• _Do this_: Copy out all the records exactly.

• _Given data_:

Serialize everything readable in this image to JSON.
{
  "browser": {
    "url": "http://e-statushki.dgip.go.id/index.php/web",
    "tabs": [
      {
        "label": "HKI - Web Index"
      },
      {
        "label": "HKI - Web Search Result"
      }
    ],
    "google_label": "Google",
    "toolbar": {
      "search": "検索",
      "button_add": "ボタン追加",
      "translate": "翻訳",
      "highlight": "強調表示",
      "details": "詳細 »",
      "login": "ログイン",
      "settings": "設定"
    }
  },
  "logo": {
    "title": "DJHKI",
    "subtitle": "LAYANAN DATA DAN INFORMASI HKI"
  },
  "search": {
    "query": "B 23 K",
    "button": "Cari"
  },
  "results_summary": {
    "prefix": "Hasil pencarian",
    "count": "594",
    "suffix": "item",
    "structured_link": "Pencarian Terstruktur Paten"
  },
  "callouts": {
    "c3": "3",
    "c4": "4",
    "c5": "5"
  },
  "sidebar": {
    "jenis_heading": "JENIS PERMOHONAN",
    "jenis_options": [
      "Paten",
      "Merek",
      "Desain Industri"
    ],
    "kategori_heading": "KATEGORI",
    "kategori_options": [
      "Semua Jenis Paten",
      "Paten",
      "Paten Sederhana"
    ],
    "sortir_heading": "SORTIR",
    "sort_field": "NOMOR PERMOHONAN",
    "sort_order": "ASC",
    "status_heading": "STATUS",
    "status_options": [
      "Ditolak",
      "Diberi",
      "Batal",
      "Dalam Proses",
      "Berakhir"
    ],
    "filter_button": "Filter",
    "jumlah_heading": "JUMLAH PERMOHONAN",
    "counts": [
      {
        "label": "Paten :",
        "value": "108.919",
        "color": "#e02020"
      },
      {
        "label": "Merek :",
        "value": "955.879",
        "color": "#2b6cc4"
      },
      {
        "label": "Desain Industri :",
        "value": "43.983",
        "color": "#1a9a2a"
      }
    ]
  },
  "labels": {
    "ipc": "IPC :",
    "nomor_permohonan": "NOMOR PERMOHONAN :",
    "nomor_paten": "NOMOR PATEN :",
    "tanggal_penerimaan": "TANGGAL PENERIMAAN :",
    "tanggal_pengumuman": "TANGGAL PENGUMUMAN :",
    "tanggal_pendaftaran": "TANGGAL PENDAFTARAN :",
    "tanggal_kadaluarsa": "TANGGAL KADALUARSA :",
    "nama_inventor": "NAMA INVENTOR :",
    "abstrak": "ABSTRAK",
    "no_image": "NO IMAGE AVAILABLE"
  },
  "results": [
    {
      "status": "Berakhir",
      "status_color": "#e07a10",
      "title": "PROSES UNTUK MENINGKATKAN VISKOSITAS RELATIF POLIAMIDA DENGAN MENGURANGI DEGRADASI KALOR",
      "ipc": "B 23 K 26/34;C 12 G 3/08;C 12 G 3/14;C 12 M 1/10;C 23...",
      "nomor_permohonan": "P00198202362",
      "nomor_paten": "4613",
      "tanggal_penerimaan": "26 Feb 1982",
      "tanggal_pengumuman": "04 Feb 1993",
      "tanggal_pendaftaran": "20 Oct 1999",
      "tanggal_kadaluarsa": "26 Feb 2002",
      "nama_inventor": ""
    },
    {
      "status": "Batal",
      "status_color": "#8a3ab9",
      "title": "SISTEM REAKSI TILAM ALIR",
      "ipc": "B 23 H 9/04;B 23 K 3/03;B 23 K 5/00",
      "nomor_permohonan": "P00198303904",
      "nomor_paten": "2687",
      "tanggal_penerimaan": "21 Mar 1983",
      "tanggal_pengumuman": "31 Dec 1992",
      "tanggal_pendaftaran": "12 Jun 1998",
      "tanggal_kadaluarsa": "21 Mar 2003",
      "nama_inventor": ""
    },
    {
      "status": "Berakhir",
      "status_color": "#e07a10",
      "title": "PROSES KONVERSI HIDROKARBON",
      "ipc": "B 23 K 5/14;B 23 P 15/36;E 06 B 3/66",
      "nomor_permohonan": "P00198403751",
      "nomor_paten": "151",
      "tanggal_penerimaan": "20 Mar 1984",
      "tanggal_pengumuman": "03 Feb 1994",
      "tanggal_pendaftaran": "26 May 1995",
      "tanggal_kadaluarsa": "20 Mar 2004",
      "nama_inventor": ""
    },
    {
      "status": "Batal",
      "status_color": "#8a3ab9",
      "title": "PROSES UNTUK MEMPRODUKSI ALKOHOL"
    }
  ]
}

• _Answer to the exercise_:
Serialize everything readable in this image to JSON.
{
  "browser": {
    "url": "http://e-statushki.dgip.go.id/index.php/web",
    "tabs": [
      {
        "label": "HKI - Web Index"
      },
      {
        "label": "HKI - Web Search Result"
      }
    ],
    "google_label": "Google",
    "toolbar": {
      "search": "検索",
      "button_add": "ボタン追加",
      "translate": "翻訳",
      "highlight": "強調表示",
      "details": "詳細 »",
      "login": "ログイン",
      "settings": "設定"
    }
  },
  "logo": {
    "title": "DJHKI",
    "subtitle": "LAYANAN DATA DAN INFORMASI HKI"
  },
  "search": {
    "query": "B 23 K",
    "button": "Cari"
  },
  "results_summary": {
    "prefix": "Hasil pencarian",
    "count": "594",
    "suffix": "item",
    "structured_link": "Pencarian Terstruktur Paten"
  },
  "callouts": {
    "c3": "3",
    "c4": "4",
    "c5": "5"
  },
  "sidebar": {
    "jenis_heading": "JENIS PERMOHONAN",
    "jenis_options": [
      "Paten",
      "Merek",
      "Desain Industri"
    ],
    "kategori_heading": "KATEGORI",
    "kategori_options": [
      "Semua Jenis Paten",
      "Paten",
      "Paten Sederhana"
    ],
    "sortir_heading": "SORTIR",
    "sort_field": "NOMOR PERMOHONAN",
    "sort_order": "ASC",
    "status_heading": "STATUS",
    "status_options": [
      "Ditolak",
      "Diberi",
      "Batal",
      "Dalam Proses",
      "Berakhir"
    ],
    "filter_button": "Filter",
    "jumlah_heading": "JUMLAH PERMOHONAN",
    "counts": [
      {
        "label": "Paten :",
        "value": "108.919",
        "color": "#e02020"
      },
      {
        "label": "Merek :",
        "value": "955.879",
        "color": "#2b6cc4"
      },
      {
        "label": "Desain Industri :",
        "value": "43.983",
        "color": "#1a9a2a"
      }
    ]
  },
  "labels": {
    "ipc": "IPC :",
    "nomor_permohonan": "NOMOR PERMOHONAN :",
    "nomor_paten": "NOMOR PATEN :",
    "tanggal_penerimaan": "TANGGAL PENERIMAAN :",
    "tanggal_pengumuman": "TANGGAL PENGUMUMAN :",
    "tanggal_pendaftaran": "TANGGAL PENDAFTARAN :",
    "tanggal_kadaluarsa": "TANGGAL KADALUARSA :",
    "nama_inventor": "NAMA INVENTOR :",
    "abstrak": "ABSTRAK",
    "no_image": "NO IMAGE AVAILABLE"
  },
  "results": [
    {
      "status": "Berakhir",
      "status_color": "#e07a10",
      "title": "PROSES UNTUK MENINGKATKAN VISKOSITAS RELATIF POLIAMIDA DENGAN MENGURANGI DEGRADASI KALOR",
      "ipc": "B 23 K 26/34;C 12 G 3/08;C 12 G 3/14;C 12 M 1/10;C 23...",
      "nomor_permohonan": "P00198202362",
      "nomor_paten": "4613",
      "tanggal_penerimaan": "26 Feb 1982",
      "tanggal_pengumuman": "04 Feb 1993",
      "tanggal_pendaftaran": "20 Oct 1999",
      "tanggal_kadaluarsa": "26 Feb 2002",
      "nama_inventor": ""
    },
    {
      "status": "Batal",
      "status_color": "#8a3ab9",
      "title": "SISTEM REAKSI TILAM ALIR",
      "ipc": "B 23 H 9/04;B 23 K 3/03;B 23 K 5/00",
      "nomor_permohonan": "P00198303904",
      "nomor_paten": "2687",
      "tanggal_penerimaan": "21 Mar 1983",
      "tanggal_pengumuman": "31 Dec 1992",
      "tanggal_pendaftaran": "12 Jun 1998",
      "tanggal_kadaluarsa": "21 Mar 2003",
      "nama_inventor": ""
    },
    {
      "status": "Berakhir",
      "status_color": "#e07a10",
      "title": "PROSES KONVERSI HIDROKARBON",
      "ipc": "B 23 K 5/14;B 23 P 15/36;E 06 B 3/66",
      "nomor_permohonan": "P00198403751",
      "nomor_paten": "151",
      "tanggal_penerimaan": "20 Mar 1984",
      "tanggal_pengumuman": "03 Feb 1994",
      "tanggal_pendaftaran": "26 May 1995",
      "tanggal_kadaluarsa": "20 Mar 2004",
      "nama_inventor": ""
    },
    {
      "status": "Batal",
      "status_color": "#8a3ab9",
      "title": "PROSES UNTUK MEMPRODUKSI ALKOHOL"
    }
  ]
}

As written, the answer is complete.